Exercise objective:
In the listing below, pick out lines with "that".

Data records
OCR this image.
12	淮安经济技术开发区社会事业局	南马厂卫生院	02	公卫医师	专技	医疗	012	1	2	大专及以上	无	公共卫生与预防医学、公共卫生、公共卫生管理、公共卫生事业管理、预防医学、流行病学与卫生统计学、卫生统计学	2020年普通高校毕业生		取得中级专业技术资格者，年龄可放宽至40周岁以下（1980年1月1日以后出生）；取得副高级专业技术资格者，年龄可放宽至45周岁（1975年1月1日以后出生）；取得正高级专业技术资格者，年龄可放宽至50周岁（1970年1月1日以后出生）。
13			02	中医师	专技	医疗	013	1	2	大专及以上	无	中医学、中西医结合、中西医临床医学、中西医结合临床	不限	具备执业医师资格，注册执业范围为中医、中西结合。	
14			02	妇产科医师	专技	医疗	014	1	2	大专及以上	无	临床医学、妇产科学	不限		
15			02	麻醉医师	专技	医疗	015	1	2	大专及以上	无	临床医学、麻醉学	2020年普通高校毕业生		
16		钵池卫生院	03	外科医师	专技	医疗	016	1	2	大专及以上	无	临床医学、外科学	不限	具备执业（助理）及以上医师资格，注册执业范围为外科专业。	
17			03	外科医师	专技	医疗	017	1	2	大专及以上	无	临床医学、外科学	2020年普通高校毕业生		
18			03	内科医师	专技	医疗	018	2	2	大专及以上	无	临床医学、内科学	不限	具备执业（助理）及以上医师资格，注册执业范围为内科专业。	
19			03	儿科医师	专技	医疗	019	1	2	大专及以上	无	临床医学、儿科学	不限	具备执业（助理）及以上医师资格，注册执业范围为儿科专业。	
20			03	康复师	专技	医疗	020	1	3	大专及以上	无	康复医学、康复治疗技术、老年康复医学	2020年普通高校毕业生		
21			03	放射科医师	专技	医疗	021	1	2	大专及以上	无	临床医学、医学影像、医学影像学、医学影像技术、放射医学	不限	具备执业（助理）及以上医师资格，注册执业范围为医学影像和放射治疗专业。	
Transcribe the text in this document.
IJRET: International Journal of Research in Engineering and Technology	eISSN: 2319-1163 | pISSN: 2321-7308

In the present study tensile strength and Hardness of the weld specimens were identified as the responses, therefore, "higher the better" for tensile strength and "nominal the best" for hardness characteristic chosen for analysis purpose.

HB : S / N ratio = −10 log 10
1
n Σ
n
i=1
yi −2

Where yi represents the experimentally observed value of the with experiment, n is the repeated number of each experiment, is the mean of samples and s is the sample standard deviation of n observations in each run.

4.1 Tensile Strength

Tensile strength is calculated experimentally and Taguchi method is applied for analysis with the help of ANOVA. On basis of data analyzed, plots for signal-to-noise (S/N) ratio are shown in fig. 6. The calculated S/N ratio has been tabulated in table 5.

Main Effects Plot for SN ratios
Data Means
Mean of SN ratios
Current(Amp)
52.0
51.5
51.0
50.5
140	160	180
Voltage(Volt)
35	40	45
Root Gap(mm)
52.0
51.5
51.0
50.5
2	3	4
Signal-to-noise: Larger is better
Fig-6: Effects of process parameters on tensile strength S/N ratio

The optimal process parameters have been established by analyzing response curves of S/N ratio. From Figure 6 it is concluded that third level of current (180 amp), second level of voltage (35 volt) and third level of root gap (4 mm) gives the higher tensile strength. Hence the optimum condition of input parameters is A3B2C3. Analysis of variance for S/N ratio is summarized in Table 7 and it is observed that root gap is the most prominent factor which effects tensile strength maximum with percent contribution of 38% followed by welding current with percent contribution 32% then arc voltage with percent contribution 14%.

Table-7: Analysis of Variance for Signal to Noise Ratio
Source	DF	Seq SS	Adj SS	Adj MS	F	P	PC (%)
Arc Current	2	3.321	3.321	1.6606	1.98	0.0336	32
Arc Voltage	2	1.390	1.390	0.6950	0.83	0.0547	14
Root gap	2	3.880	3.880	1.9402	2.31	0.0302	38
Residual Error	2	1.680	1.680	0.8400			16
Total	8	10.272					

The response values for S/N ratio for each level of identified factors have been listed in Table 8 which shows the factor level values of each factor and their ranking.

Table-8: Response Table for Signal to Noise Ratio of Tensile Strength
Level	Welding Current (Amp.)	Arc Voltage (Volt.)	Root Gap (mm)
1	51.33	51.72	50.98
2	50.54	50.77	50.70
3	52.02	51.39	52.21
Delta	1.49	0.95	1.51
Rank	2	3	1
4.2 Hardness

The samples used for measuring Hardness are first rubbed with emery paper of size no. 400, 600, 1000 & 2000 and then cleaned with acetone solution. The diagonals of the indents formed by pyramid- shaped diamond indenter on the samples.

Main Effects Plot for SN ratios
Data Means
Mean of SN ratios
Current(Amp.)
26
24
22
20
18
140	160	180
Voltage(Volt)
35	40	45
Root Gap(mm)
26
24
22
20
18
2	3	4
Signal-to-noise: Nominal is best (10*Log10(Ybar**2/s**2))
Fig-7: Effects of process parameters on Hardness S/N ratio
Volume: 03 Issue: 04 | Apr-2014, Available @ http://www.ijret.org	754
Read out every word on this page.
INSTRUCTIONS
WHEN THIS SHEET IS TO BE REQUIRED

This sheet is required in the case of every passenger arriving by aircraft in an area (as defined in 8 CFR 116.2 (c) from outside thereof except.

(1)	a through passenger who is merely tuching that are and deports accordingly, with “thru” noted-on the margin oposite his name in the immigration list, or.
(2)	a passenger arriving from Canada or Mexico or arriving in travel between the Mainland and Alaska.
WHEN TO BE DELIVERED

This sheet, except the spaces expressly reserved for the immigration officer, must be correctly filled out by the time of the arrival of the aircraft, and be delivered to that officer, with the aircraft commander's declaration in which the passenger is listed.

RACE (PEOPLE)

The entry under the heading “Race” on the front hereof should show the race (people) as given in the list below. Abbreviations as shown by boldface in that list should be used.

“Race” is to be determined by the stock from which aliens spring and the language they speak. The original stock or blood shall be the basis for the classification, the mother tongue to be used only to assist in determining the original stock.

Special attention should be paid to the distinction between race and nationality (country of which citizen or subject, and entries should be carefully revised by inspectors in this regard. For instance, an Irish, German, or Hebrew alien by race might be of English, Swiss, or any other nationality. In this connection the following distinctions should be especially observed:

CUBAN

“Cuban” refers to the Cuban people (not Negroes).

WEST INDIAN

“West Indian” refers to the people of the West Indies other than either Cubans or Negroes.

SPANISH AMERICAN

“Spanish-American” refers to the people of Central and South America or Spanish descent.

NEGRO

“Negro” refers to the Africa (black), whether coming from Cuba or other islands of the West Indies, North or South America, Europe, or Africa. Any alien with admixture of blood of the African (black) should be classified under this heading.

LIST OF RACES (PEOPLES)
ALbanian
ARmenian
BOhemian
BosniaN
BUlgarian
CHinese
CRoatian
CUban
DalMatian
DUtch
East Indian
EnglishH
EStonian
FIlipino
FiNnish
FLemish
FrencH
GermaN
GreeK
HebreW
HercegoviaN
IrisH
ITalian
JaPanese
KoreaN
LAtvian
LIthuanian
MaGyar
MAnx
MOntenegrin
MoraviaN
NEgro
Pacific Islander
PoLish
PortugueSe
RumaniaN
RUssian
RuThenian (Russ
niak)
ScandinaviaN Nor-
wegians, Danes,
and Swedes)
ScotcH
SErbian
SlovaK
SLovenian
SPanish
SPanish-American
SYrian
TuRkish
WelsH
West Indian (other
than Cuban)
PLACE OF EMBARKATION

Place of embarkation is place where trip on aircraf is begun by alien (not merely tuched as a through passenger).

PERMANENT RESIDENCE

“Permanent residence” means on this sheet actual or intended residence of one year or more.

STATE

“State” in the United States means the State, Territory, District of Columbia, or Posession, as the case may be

Expected output:
The optimal process parameters have been established by analyzing response curves of S/N ratio. From Figure 6 it is concluded that third level of current (180 amp), second level of voltage (35 volt) and third level of root gap (4 mm) gives the higher tensile strength. Hence the optimum condition of input parameters is A3B2C3. Analysis of variance for S/N ratio is summarized in Table 7 and it is observed that root gap is the most prominent factor which effects tensile strength maximum with percent contribution of 38% followed by welding current with percent contribution 32% then arc voltage with percent contribution 14%.
(1)	a through passenger who is merely tuching that are and deports accordingly, with “thru” noted-on the margin oposite his name in the immigration list, or.
This sheet, except the spaces expressly reserved for the immigration officer, must be correctly filled out by the time of the arrival of the aircraft, and be delivered to that officer, with the aircraft commander's declaration in which the passenger is listed.
The entry under the heading “Race” on the front hereof should show the race (people) as given in the list below. Abbreviations as shown by boldface in that list should be used.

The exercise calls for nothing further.